▶ _Exercise brief_:
Write out the whole listing exactly as it stands.

▶ _Data to process_:
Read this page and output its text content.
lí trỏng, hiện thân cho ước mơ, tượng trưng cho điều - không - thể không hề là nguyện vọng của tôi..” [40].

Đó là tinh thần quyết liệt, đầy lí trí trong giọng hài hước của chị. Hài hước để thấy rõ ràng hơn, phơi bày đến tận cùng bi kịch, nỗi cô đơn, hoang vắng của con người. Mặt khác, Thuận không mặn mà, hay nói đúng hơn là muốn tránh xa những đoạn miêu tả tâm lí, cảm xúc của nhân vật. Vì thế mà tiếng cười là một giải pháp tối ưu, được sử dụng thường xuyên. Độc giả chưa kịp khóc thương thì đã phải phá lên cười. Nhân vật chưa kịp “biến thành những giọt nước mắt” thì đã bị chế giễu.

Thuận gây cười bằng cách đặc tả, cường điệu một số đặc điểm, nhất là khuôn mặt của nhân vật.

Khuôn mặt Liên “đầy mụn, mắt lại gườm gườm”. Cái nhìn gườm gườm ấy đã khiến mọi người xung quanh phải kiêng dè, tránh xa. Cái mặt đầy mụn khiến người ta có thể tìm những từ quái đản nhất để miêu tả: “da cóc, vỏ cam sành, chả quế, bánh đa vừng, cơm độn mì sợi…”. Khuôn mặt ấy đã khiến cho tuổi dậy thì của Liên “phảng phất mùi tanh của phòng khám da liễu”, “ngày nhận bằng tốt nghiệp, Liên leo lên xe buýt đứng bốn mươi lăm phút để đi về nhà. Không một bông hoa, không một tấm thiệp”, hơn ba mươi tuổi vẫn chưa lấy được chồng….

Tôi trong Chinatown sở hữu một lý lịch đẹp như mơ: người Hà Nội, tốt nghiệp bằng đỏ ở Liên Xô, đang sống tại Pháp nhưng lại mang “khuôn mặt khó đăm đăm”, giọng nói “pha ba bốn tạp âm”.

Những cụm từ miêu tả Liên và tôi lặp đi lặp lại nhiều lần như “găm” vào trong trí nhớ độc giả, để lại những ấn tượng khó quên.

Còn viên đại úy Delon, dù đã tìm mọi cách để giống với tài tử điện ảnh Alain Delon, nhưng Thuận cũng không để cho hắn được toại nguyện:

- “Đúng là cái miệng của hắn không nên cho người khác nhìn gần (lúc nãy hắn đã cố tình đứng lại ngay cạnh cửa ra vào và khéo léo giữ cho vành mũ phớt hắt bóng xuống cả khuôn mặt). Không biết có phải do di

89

▶ _Exercise output_:
Read this page and output its text content.
lí trỏng, hiện thân cho ước mơ, tượng trưng cho điều - không - thể không hề là nguyện vọng của tôi..” [40].

Đó là tinh thần quyết liệt, đầy lí trí trong giọng hài hước của chị. Hài hước để thấy rõ ràng hơn, phơi bày đến tận cùng bi kịch, nỗi cô đơn, hoang vắng của con người. Mặt khác, Thuận không mặn mà, hay nói đúng hơn là muốn tránh xa những đoạn miêu tả tâm lí, cảm xúc của nhân vật. Vì thế mà tiếng cười là một giải pháp tối ưu, được sử dụng thường xuyên. Độc giả chưa kịp khóc thương thì đã phải phá lên cười. Nhân vật chưa kịp “biến thành những giọt nước mắt” thì đã bị chế giễu.

Thuận gây cười bằng cách đặc tả, cường điệu một số đặc điểm, nhất là khuôn mặt của nhân vật.

Khuôn mặt Liên “đầy mụn, mắt lại gườm gườm”. Cái nhìn gườm gườm ấy đã khiến mọi người xung quanh phải kiêng dè, tránh xa. Cái mặt đầy mụn khiến người ta có thể tìm những từ quái đản nhất để miêu tả: “da cóc, vỏ cam sành, chả quế, bánh đa vừng, cơm độn mì sợi…”. Khuôn mặt ấy đã khiến cho tuổi dậy thì của Liên “phảng phất mùi tanh của phòng khám da liễu”, “ngày nhận bằng tốt nghiệp, Liên leo lên xe buýt đứng bốn mươi lăm phút để đi về nhà. Không một bông hoa, không một tấm thiệp”, hơn ba mươi tuổi vẫn chưa lấy được chồng….

Tôi trong Chinatown sở hữu một lý lịch đẹp như mơ: người Hà Nội, tốt nghiệp bằng đỏ ở Liên Xô, đang sống tại Pháp nhưng lại mang “khuôn mặt khó đăm đăm”, giọng nói “pha ba bốn tạp âm”.

Những cụm từ miêu tả Liên và tôi lặp đi lặp lại nhiều lần như “găm” vào trong trí nhớ độc giả, để lại những ấn tượng khó quên.

Còn viên đại úy Delon, dù đã tìm mọi cách để giống với tài tử điện ảnh Alain Delon, nhưng Thuận cũng không để cho hắn được toại nguyện:

- “Đúng là cái miệng của hắn không nên cho người khác nhìn gần (lúc nãy hắn đã cố tình đứng lại ngay cạnh cửa ra vào và khéo léo giữ cho vành mũ phớt hắt bóng xuống cả khuôn mặt). Không biết có phải do di

89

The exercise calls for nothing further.